[Dataset records]
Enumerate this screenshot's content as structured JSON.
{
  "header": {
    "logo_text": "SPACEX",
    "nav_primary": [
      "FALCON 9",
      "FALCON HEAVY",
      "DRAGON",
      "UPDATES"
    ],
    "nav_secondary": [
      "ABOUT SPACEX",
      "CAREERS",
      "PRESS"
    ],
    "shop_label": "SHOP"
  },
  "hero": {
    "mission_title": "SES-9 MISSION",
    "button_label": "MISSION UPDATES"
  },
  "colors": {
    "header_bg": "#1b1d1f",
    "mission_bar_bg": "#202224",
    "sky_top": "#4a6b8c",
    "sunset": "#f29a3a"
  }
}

The problem »
Every record above must be duplicated exactly.

Written solution »
Enumerate this screenshot's content as structured JSON.
{
  "header": {
    "logo_text": "SPACEX",
    "nav_primary": [
      "FALCON 9",
      "FALCON HEAVY",
      "DRAGON",
      "UPDATES"
    ],
    "nav_secondary": [
      "ABOUT SPACEX",
      "CAREERS",
      "PRESS"
    ],
    "shop_label": "SHOP"
  },
  "hero": {
    "mission_title": "SES-9 MISSION",
    "button_label": "MISSION UPDATES"
  },
  "colors": {
    "header_bg": "#1b1d1f",
    "mission_bar_bg": "#202224",
    "sky_top": "#4a6b8c",
    "sunset": "#f29a3a"
  }
}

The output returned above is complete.